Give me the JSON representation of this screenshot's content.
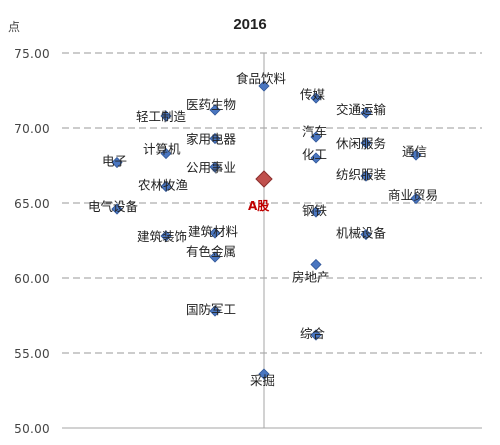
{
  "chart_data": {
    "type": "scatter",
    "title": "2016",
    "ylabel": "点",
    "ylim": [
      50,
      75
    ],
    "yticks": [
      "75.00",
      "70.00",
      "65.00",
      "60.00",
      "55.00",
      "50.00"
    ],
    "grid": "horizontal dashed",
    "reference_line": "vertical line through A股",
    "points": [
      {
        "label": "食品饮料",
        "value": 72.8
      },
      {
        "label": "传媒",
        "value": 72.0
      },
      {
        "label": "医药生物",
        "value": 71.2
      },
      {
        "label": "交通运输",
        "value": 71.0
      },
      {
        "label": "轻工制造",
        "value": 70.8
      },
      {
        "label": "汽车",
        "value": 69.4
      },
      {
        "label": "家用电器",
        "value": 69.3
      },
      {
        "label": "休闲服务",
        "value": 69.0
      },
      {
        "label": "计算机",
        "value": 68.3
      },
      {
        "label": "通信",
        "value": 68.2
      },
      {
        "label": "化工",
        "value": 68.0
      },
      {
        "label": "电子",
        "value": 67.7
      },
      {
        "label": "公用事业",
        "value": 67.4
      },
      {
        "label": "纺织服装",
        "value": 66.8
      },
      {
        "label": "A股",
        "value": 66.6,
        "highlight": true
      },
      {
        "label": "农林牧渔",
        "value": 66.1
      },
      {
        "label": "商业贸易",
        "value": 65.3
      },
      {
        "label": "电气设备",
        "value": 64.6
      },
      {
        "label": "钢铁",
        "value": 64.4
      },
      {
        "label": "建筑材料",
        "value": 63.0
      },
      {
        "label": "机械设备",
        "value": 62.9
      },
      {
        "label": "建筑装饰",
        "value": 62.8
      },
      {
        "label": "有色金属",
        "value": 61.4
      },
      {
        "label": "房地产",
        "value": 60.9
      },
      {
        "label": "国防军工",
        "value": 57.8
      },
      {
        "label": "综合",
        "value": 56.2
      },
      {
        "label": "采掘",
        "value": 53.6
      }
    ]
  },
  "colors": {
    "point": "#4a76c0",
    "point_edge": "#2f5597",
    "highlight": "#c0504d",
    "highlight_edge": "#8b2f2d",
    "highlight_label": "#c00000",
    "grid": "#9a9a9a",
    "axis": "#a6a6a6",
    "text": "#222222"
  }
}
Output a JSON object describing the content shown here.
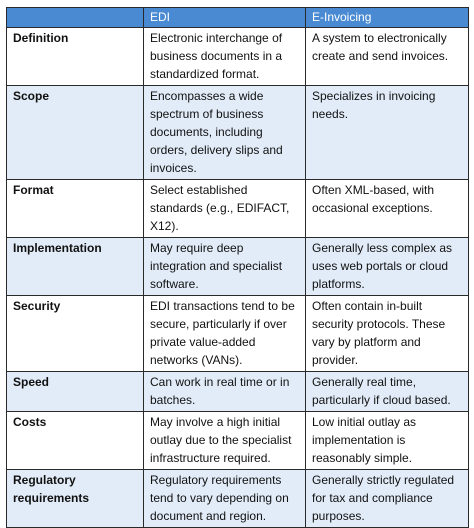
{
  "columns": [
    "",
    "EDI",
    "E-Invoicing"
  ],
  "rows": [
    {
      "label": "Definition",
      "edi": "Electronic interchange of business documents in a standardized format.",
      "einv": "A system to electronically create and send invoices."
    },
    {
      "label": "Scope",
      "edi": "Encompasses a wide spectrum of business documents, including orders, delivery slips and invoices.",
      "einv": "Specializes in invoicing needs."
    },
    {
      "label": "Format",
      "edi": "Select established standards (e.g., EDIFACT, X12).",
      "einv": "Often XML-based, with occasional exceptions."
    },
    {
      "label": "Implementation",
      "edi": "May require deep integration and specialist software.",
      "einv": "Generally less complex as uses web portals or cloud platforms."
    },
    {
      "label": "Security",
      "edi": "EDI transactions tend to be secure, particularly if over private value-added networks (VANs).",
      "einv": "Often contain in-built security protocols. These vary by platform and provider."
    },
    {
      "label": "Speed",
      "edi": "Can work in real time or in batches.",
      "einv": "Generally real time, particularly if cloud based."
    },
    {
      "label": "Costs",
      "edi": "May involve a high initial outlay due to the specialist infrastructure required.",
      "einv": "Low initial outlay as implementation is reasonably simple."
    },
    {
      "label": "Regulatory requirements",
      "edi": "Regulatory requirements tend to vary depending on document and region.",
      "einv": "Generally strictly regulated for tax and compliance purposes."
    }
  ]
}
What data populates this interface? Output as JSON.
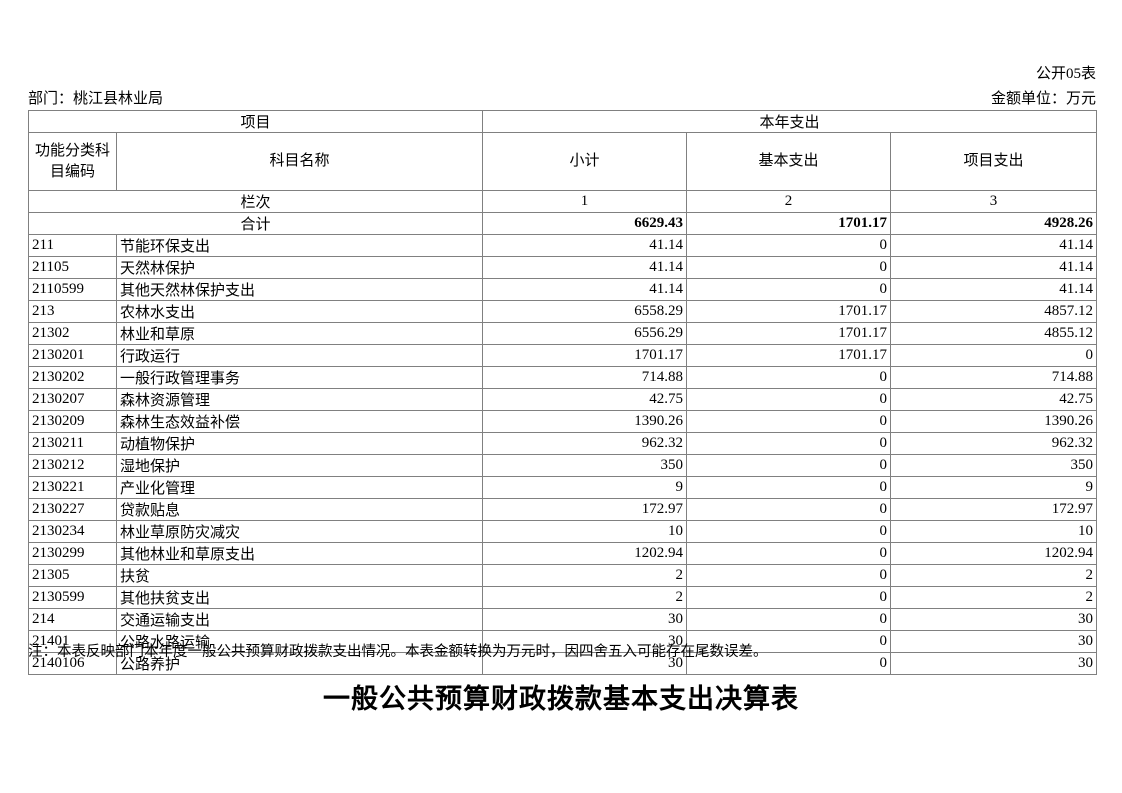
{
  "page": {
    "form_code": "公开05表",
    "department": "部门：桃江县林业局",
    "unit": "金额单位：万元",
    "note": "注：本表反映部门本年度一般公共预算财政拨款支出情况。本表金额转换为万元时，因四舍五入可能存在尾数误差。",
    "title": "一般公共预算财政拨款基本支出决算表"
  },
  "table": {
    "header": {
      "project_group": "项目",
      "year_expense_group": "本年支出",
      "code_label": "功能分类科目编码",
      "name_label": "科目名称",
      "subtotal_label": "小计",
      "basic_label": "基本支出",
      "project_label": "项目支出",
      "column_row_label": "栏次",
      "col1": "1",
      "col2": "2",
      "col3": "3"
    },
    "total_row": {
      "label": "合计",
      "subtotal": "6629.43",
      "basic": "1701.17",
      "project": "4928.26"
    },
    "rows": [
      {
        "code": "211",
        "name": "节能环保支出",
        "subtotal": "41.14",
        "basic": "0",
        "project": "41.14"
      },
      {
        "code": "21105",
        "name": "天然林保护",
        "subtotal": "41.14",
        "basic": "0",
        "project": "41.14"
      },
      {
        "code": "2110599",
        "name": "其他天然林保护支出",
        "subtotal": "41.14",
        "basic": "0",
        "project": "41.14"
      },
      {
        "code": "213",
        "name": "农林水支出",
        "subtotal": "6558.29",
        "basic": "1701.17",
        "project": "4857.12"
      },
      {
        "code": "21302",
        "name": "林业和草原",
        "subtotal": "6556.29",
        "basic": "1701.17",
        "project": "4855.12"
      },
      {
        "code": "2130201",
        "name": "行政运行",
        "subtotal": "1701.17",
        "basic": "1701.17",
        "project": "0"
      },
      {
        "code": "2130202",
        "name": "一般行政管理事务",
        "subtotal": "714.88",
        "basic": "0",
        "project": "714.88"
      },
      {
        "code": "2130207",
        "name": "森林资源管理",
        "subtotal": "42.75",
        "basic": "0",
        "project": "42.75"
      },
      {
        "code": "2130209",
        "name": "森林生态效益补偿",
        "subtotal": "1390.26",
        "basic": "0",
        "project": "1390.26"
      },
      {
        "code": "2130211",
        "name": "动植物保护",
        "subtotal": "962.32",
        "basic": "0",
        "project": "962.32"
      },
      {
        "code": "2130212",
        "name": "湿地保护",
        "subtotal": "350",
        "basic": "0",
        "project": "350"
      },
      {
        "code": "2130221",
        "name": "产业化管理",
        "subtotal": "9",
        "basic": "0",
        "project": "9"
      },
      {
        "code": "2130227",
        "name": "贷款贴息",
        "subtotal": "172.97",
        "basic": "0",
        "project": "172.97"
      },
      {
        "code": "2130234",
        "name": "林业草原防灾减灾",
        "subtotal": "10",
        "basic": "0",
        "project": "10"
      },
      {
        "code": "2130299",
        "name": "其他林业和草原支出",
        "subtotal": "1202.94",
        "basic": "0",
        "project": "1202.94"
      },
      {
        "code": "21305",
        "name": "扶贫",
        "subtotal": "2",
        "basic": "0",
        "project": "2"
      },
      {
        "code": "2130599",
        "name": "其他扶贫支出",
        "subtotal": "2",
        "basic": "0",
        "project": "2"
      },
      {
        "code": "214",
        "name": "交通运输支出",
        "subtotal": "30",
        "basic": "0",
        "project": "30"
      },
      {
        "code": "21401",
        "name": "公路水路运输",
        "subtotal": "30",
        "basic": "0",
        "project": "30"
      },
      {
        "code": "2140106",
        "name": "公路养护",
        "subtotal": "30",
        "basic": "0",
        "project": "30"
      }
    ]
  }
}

What you will do: Leave out the pictures and give the listing above again exactly.

Solution to the problem:
Give me the JSON representation of this screenshot's content.
{
  "chart_data": {
    "type": "scatter",
    "title": "2016",
    "ylabel": "点",
    "ylim": [
      50,
      75
    ],
    "yticks": [
      "75.00",
      "70.00",
      "65.00",
      "60.00",
      "55.00",
      "50.00"
    ],
    "grid": "horizontal dashed",
    "reference_line": "vertical line through A股",
    "points": [
      {
        "label": "食品饮料",
        "value": 72.8
      },
      {
        "label": "传媒",
        "value": 72.0
      },
      {
        "label": "医药生物",
        "value": 71.2
      },
      {
        "label": "交通运输",
        "value": 71.0
      },
      {
        "label": "轻工制造",
        "value": 70.8
      },
      {
        "label": "汽车",
        "value": 69.4
      },
      {
        "label": "家用电器",
        "value": 69.3
      },
      {
        "label": "休闲服务",
        "value": 69.0
      },
      {
        "label": "计算机",
        "value": 68.3
      },
      {
        "label": "通信",
        "value": 68.2
      },
      {
        "label": "化工",
        "value": 68.0
      },
      {
        "label": "电子",
        "value": 67.7
      },
      {
        "label": "公用事业",
        "value": 67.4
      },
      {
        "label": "纺织服装",
        "value": 66.8
      },
      {
        "label": "A股",
        "value": 66.6,
        "highlight": true
      },
      {
        "label": "农林牧渔",
        "value": 66.1
      },
      {
        "label": "商业贸易",
        "value": 65.3
      },
      {
        "label": "电气设备",
        "value": 64.6
      },
      {
        "label": "钢铁",
        "value": 64.4
      },
      {
        "label": "建筑材料",
        "value": 63.0
      },
      {
        "label": "机械设备",
        "value": 62.9
      },
      {
        "label": "建筑装饰",
        "value": 62.8
      },
      {
        "label": "有色金属",
        "value": 61.4
      },
      {
        "label": "房地产",
        "value": 60.9
      },
      {
        "label": "国防军工",
        "value": 57.8
      },
      {
        "label": "综合",
        "value": 56.2
      },
      {
        "label": "采掘",
        "value": 53.6
      }
    ]
  },
  "colors": {
    "point": "#4a76c0",
    "point_edge": "#2f5597",
    "highlight": "#c0504d",
    "highlight_edge": "#8b2f2d",
    "highlight_label": "#c00000",
    "grid": "#9a9a9a",
    "axis": "#a6a6a6",
    "text": "#222222"
  }
}
Output a JSON object describing the content shown here.
{
  "columns": [
    "",
    "EDI",
    "E-Invoicing"
  ],
  "rows": [
    {
      "label": "Definition",
      "edi": "Electronic interchange of business documents in a standardized format.",
      "einv": "A system to electronically create and send invoices."
    },
    {
      "label": "Scope",
      "edi": "Encompasses a wide spectrum of business documents, including orders, delivery slips and invoices.",
      "einv": "Specializes in invoicing needs."
    },
    {
      "label": "Format",
      "edi": "Select established standards (e.g., EDIFACT, X12).",
      "einv": "Often XML-based, with occasional exceptions."
    },
    {
      "label": "Implementation",
      "edi": "May require deep integration and specialist software.",
      "einv": "Generally less complex as uses web portals or cloud platforms."
    },
    {
      "label": "Security",
      "edi": "EDI transactions tend to be secure, particularly if over private value-added networks (VANs).",
      "einv": "Often contain in-built security protocols. These vary by platform and provider."
    },
    {
      "label": "Speed",
      "edi": "Can work in real time or in batches.",
      "einv": "Generally real time, particularly if cloud based."
    },
    {
      "label": "Costs",
      "edi": "May involve a high initial outlay due to the specialist infrastructure required.",
      "einv": "Low initial outlay as implementation is reasonably simple."
    },
    {
      "label": "Regulatory requirements",
      "edi": "Regulatory requirements tend to vary depending on document and region.",
      "einv": "Generally strictly regulated for tax and compliance purposes."
    }
  ]
}
What data populates this interface? Output as JSON.
{
  "page": {
    "form_code": "公开05表",
    "department": "部门：桃江县林业局",
    "unit": "金额单位：万元",
    "note": "注：本表反映部门本年度一般公共预算财政拨款支出情况。本表金额转换为万元时，因四舍五入可能存在尾数误差。",
    "title": "一般公共预算财政拨款基本支出决算表"
  },
  "table": {
    "header": {
      "project_group": "项目",
      "year_expense_group": "本年支出",
      "code_label": "功能分类科目编码",
      "name_label": "科目名称",
      "subtotal_label": "小计",
      "basic_label": "基本支出",
      "project_label": "项目支出",
      "column_row_label": "栏次",
      "col1": "1",
      "col2": "2",
      "col3": "3"
    },
    "total_row": {
      "label": "合计",
      "subtotal": "6629.43",
      "basic": "1701.17",
      "project": "4928.26"
    },
    "rows": [
      {
        "code": "211",
        "name": "节能环保支出",
        "subtotal": "41.14",
        "basic": "0",
        "project": "41.14"
      },
      {
        "code": "21105",
        "name": "天然林保护",
        "subtotal": "41.14",
        "basic": "0",
        "project": "41.14"
      },
      {
        "code": "2110599",
        "name": "其他天然林保护支出",
        "subtotal": "41.14",
        "basic": "0",
        "project": "41.14"
      },
      {
        "code": "213",
        "name": "农林水支出",
        "subtotal": "6558.29",
        "basic": "1701.17",
        "project": "4857.12"
      },
      {
        "code": "21302",
        "name": "林业和草原",
        "subtotal": "6556.29",
        "basic": "1701.17",
        "project": "4855.12"
      },
      {
        "code": "2130201",
        "name": "行政运行",
        "subtotal": "1701.17",
        "basic": "1701.17",
        "project": "0"
      },
      {
        "code": "2130202",
        "name": "一般行政管理事务",
        "subtotal": "714.88",
        "basic": "0",
        "project": "714.88"
      },
      {
        "code": "2130207",
        "name": "森林资源管理",
        "subtotal": "42.75",
        "basic": "0",
        "project": "42.75"
      },
      {
        "code": "2130209",
        "name": "森林生态效益补偿",
        "subtotal": "1390.26",
        "basic": "0",
        "project": "1390.26"
      },
      {
        "code": "2130211",
        "name": "动植物保护",
        "subtotal": "962.32",
        "basic": "0",
        "project": "962.32"
      },
      {
        "code": "2130212",
        "name": "湿地保护",
        "subtotal": "350",
        "basic": "0",
        "project": "350"
      },
      {
        "code": "2130221",
        "name": "产业化管理",
        "subtotal": "9",
        "basic": "0",
        "project": "9"
      },
      {
        "code": "2130227",
        "name": "贷款贴息",
        "subtotal": "172.97",
        "basic": "0",
        "project": "172.97"
      },
      {
        "code": "2130234",
        "name": "林业草原防灾减灾",
        "subtotal": "10",
        "basic": "0",
        "project": "10"
      },
      {
        "code": "2130299",
        "name": "其他林业和草原支出",
        "subtotal": "1202.94",
        "basic": "0",
        "project": "1202.94"
      },
      {
        "code": "21305",
        "name": "扶贫",
        "subtotal": "2",
        "basic": "0",
        "project": "2"
      },
      {
        "code": "2130599",
        "name": "其他扶贫支出",
        "subtotal": "2",
        "basic": "0",
        "project": "2"
      },
      {
        "code": "214",
        "name": "交通运输支出",
        "subtotal": "30",
        "basic": "0",
        "project": "30"
      },
      {
        "code": "21401",
        "name": "公路水路运输",
        "subtotal": "30",
        "basic": "0",
        "project": "30"
      },
      {
        "code": "2140106",
        "name": "公路养护",
        "subtotal": "30",
        "basic": "0",
        "project": "30"
      }
    ]
  }
}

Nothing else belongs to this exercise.